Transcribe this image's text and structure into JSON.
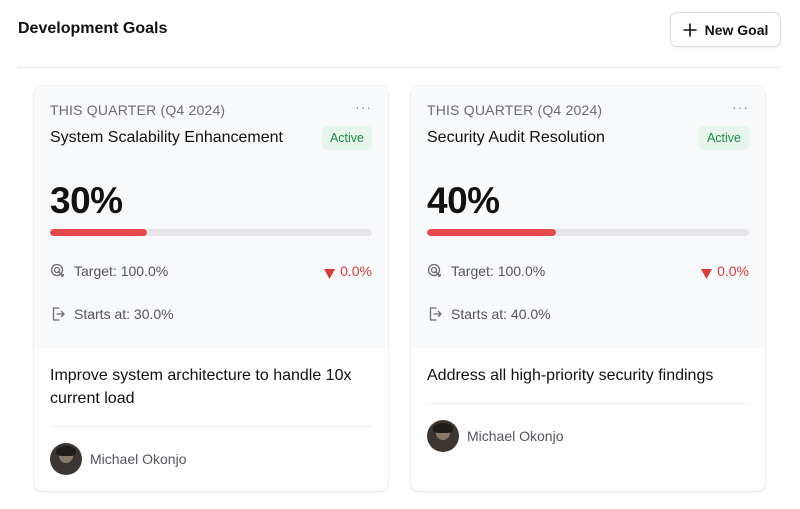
{
  "header": {
    "title": "Development Goals",
    "new_goal_label": "New Goal"
  },
  "colors": {
    "progress_fill": "#e5484d",
    "progress_track": "#e5e5e8",
    "status_bg": "#e7f6ec",
    "status_text": "#1f8a45",
    "delta_negative": "#d93b3b"
  },
  "goals": [
    {
      "period": "THIS QUARTER (Q4 2024)",
      "more": "···",
      "title": "System Scalability Enhancement",
      "status": "Active",
      "percent_label": "30%",
      "progress": 0.3,
      "target": "Target: 100.0%",
      "delta": "0.0%",
      "starts": "Starts at: 30.0%",
      "description": "Improve system architecture to handle 10x current load",
      "owner": "Michael Okonjo"
    },
    {
      "period": "THIS QUARTER (Q4 2024)",
      "more": "···",
      "title": "Security Audit Resolution",
      "status": "Active",
      "percent_label": "40%",
      "progress": 0.4,
      "target": "Target: 100.0%",
      "delta": "0.0%",
      "starts": "Starts at: 40.0%",
      "description": "Address all high-priority security findings",
      "owner": "Michael Okonjo"
    }
  ],
  "icons": {
    "add": "plus-icon",
    "target": "target-icon",
    "starts": "sign-in-icon",
    "delta": "triangle-down-icon",
    "more": "more-horizontal-icon"
  }
}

============

→ Problem requirements: Copy every entry exactly as written. Pictures are excluded.

→ Full response:
Transcribe this image's text and structure into JSON.
{
  "header": {
    "title": "Development Goals",
    "new_goal_label": "New Goal"
  },
  "colors": {
    "progress_fill": "#e5484d",
    "progress_track": "#e5e5e8",
    "status_bg": "#e7f6ec",
    "status_text": "#1f8a45",
    "delta_negative": "#d93b3b"
  },
  "goals": [
    {
      "period": "THIS QUARTER (Q4 2024)",
      "more": "···",
      "title": "System Scalability Enhancement",
      "status": "Active",
      "percent_label": "30%",
      "progress": 0.3,
      "target": "Target: 100.0%",
      "delta": "0.0%",
      "starts": "Starts at: 30.0%",
      "description": "Improve system architecture to handle 10x current load",
      "owner": "Michael Okonjo"
    },
    {
      "period": "THIS QUARTER (Q4 2024)",
      "more": "···",
      "title": "Security Audit Resolution",
      "status": "Active",
      "percent_label": "40%",
      "progress": 0.4,
      "target": "Target: 100.0%",
      "delta": "0.0%",
      "starts": "Starts at: 40.0%",
      "description": "Address all high-priority security findings",
      "owner": "Michael Okonjo"
    }
  ],
  "icons": {
    "add": "plus-icon",
    "target": "target-icon",
    "starts": "sign-in-icon",
    "delta": "triangle-down-icon",
    "more": "more-horizontal-icon"
  }
}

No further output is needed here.